◆ THE REQUEST
Repeat every record exactly, but keep images out of the copy.

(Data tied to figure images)
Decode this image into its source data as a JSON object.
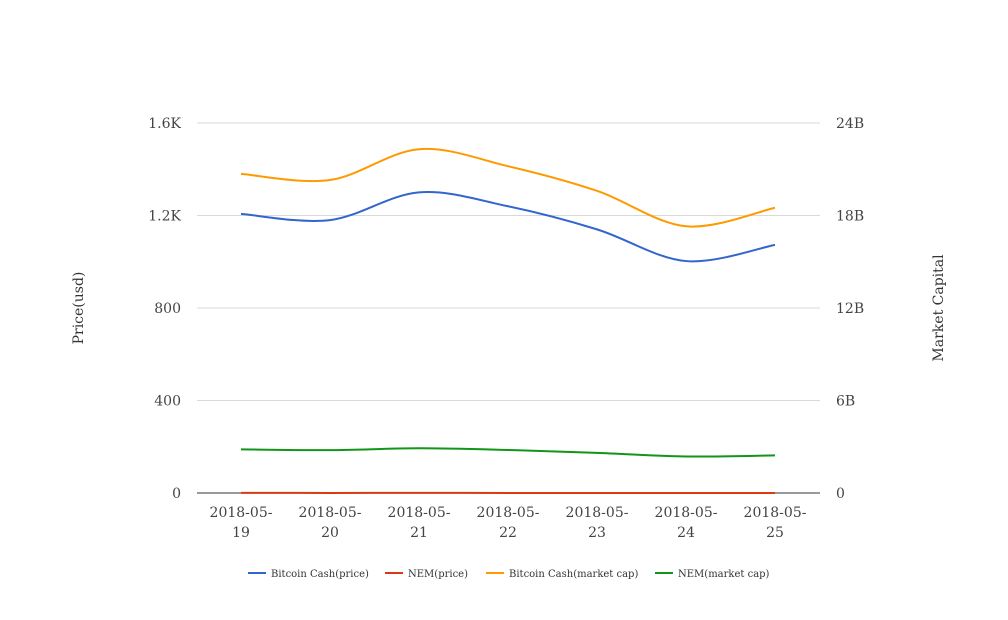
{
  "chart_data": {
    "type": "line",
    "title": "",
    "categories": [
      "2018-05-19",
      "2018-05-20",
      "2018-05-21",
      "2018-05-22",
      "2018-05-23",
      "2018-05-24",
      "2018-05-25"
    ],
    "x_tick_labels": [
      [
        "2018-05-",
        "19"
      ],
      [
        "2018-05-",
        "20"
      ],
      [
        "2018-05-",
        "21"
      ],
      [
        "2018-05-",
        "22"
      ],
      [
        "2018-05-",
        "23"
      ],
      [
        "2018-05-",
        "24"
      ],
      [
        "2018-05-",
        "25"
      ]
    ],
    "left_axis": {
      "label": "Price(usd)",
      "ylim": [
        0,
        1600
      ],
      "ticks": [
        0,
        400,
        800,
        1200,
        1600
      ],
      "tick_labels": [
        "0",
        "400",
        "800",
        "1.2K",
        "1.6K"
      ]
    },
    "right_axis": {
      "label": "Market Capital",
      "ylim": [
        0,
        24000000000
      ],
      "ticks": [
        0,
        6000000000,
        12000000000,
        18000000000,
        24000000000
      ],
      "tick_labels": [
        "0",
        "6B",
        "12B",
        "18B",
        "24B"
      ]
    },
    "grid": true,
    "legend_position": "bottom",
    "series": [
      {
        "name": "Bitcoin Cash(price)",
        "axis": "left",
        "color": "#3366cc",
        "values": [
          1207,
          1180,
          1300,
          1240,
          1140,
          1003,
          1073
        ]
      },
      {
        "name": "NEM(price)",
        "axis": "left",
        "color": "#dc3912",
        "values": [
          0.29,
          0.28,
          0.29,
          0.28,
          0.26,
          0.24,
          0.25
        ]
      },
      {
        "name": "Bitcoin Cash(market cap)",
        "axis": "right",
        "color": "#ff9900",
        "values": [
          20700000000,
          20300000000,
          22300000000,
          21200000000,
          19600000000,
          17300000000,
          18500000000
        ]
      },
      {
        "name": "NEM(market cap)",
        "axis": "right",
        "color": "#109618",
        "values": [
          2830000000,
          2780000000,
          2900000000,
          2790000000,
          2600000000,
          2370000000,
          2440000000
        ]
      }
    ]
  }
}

◆ SOLUTION FOR THIS PROBLEM
Decode this image into its source data as a JSON object.
{
  "chart_data": {
    "type": "line",
    "title": "",
    "categories": [
      "2018-05-19",
      "2018-05-20",
      "2018-05-21",
      "2018-05-22",
      "2018-05-23",
      "2018-05-24",
      "2018-05-25"
    ],
    "x_tick_labels": [
      [
        "2018-05-",
        "19"
      ],
      [
        "2018-05-",
        "20"
      ],
      [
        "2018-05-",
        "21"
      ],
      [
        "2018-05-",
        "22"
      ],
      [
        "2018-05-",
        "23"
      ],
      [
        "2018-05-",
        "24"
      ],
      [
        "2018-05-",
        "25"
      ]
    ],
    "left_axis": {
      "label": "Price(usd)",
      "ylim": [
        0,
        1600
      ],
      "ticks": [
        0,
        400,
        800,
        1200,
        1600
      ],
      "tick_labels": [
        "0",
        "400",
        "800",
        "1.2K",
        "1.6K"
      ]
    },
    "right_axis": {
      "label": "Market Capital",
      "ylim": [
        0,
        24000000000
      ],
      "ticks": [
        0,
        6000000000,
        12000000000,
        18000000000,
        24000000000
      ],
      "tick_labels": [
        "0",
        "6B",
        "12B",
        "18B",
        "24B"
      ]
    },
    "grid": true,
    "legend_position": "bottom",
    "series": [
      {
        "name": "Bitcoin Cash(price)",
        "axis": "left",
        "color": "#3366cc",
        "values": [
          1207,
          1180,
          1300,
          1240,
          1140,
          1003,
          1073
        ]
      },
      {
        "name": "NEM(price)",
        "axis": "left",
        "color": "#dc3912",
        "values": [
          0.29,
          0.28,
          0.29,
          0.28,
          0.26,
          0.24,
          0.25
        ]
      },
      {
        "name": "Bitcoin Cash(market cap)",
        "axis": "right",
        "color": "#ff9900",
        "values": [
          20700000000,
          20300000000,
          22300000000,
          21200000000,
          19600000000,
          17300000000,
          18500000000
        ]
      },
      {
        "name": "NEM(market cap)",
        "axis": "right",
        "color": "#109618",
        "values": [
          2830000000,
          2780000000,
          2900000000,
          2790000000,
          2600000000,
          2370000000,
          2440000000
        ]
      }
    ]
  }
}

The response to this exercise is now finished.